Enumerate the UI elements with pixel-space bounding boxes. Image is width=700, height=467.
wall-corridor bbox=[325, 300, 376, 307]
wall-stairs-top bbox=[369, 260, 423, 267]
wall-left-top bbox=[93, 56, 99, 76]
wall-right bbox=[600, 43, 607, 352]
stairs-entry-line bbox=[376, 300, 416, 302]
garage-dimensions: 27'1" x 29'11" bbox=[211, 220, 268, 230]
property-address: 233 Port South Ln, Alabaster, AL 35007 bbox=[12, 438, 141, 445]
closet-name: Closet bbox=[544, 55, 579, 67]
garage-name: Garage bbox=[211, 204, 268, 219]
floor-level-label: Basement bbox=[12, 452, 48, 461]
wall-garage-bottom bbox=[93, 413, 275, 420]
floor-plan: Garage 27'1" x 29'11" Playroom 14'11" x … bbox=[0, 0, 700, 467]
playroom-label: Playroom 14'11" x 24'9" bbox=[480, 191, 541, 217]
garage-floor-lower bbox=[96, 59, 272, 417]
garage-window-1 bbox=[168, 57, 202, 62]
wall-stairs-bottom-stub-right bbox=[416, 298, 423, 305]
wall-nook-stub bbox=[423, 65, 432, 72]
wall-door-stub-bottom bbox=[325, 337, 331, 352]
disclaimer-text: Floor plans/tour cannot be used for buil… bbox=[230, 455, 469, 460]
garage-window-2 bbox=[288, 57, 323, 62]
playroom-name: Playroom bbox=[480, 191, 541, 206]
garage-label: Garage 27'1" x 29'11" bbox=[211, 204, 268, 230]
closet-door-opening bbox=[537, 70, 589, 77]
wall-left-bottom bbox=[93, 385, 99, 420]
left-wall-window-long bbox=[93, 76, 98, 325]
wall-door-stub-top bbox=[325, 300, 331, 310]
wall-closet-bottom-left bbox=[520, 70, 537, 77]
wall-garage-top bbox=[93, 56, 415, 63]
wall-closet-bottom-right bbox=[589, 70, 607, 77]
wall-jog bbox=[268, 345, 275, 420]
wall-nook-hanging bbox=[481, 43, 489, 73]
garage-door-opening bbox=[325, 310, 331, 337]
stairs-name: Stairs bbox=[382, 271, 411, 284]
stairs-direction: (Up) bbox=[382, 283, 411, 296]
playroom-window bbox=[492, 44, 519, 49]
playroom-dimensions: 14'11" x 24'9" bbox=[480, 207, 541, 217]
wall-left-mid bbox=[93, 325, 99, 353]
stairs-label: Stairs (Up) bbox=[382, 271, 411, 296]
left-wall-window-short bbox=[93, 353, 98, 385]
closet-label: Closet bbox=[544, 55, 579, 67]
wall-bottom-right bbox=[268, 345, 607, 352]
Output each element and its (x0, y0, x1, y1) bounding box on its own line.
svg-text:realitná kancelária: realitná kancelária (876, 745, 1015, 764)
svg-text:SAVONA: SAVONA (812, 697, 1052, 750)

● ● ● ● ●

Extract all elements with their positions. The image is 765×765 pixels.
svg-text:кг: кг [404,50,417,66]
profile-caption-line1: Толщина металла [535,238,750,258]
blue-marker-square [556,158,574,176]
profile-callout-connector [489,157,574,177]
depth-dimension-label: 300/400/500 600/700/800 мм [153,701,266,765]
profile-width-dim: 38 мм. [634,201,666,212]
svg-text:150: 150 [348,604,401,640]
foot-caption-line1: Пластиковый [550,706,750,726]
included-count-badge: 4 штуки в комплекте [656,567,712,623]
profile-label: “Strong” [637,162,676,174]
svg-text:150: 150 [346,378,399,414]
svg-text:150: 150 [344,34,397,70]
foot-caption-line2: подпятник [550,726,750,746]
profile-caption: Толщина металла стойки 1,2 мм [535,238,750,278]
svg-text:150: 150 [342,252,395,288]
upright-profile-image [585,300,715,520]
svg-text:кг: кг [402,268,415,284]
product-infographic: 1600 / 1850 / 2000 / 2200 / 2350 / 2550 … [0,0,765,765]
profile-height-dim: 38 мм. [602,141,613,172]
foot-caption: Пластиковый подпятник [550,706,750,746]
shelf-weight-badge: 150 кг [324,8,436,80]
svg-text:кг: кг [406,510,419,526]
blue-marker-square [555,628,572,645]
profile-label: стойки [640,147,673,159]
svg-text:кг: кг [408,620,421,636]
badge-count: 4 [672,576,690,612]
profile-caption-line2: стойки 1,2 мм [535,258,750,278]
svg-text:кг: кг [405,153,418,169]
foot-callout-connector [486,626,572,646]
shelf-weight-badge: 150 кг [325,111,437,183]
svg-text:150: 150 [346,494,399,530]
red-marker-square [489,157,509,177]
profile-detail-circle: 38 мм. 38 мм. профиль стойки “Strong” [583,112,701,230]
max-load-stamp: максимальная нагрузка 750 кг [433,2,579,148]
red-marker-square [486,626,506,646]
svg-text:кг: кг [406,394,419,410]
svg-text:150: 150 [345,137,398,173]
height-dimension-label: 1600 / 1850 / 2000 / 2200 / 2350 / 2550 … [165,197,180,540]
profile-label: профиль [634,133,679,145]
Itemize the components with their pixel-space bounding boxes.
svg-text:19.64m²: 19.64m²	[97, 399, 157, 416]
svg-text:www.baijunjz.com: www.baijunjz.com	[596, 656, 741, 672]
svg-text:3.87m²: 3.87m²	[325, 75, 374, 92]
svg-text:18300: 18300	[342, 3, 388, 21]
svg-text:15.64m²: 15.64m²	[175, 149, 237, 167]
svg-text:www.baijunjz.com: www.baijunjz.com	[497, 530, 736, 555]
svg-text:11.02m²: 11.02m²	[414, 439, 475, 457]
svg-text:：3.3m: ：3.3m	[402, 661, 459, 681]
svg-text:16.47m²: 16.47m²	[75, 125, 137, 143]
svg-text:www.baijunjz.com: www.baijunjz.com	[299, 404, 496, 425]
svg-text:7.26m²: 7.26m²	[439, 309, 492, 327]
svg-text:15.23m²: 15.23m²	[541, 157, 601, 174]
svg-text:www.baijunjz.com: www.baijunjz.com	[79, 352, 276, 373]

● ● ● ● ●

**Stated problem:** Reproduce the entries between the line holding "Enumerate the UI" and the line holding "closet-name: Closet bbox=[544, 55, 579, 67]", inclusive, with no changes.

**Correct result:**
Enumerate the UI elements with pixel-space bounding boxes. Image is width=700, height=467.
wall-corridor bbox=[325, 300, 376, 307]
wall-stairs-top bbox=[369, 260, 423, 267]
wall-left-top bbox=[93, 56, 99, 76]
wall-right bbox=[600, 43, 607, 352]
stairs-entry-line bbox=[376, 300, 416, 302]
garage-dimensions: 27'1" x 29'11" bbox=[211, 220, 268, 230]
property-address: 233 Port South Ln, Alabaster, AL 35007 bbox=[12, 438, 141, 445]
closet-name: Closet bbox=[544, 55, 579, 67]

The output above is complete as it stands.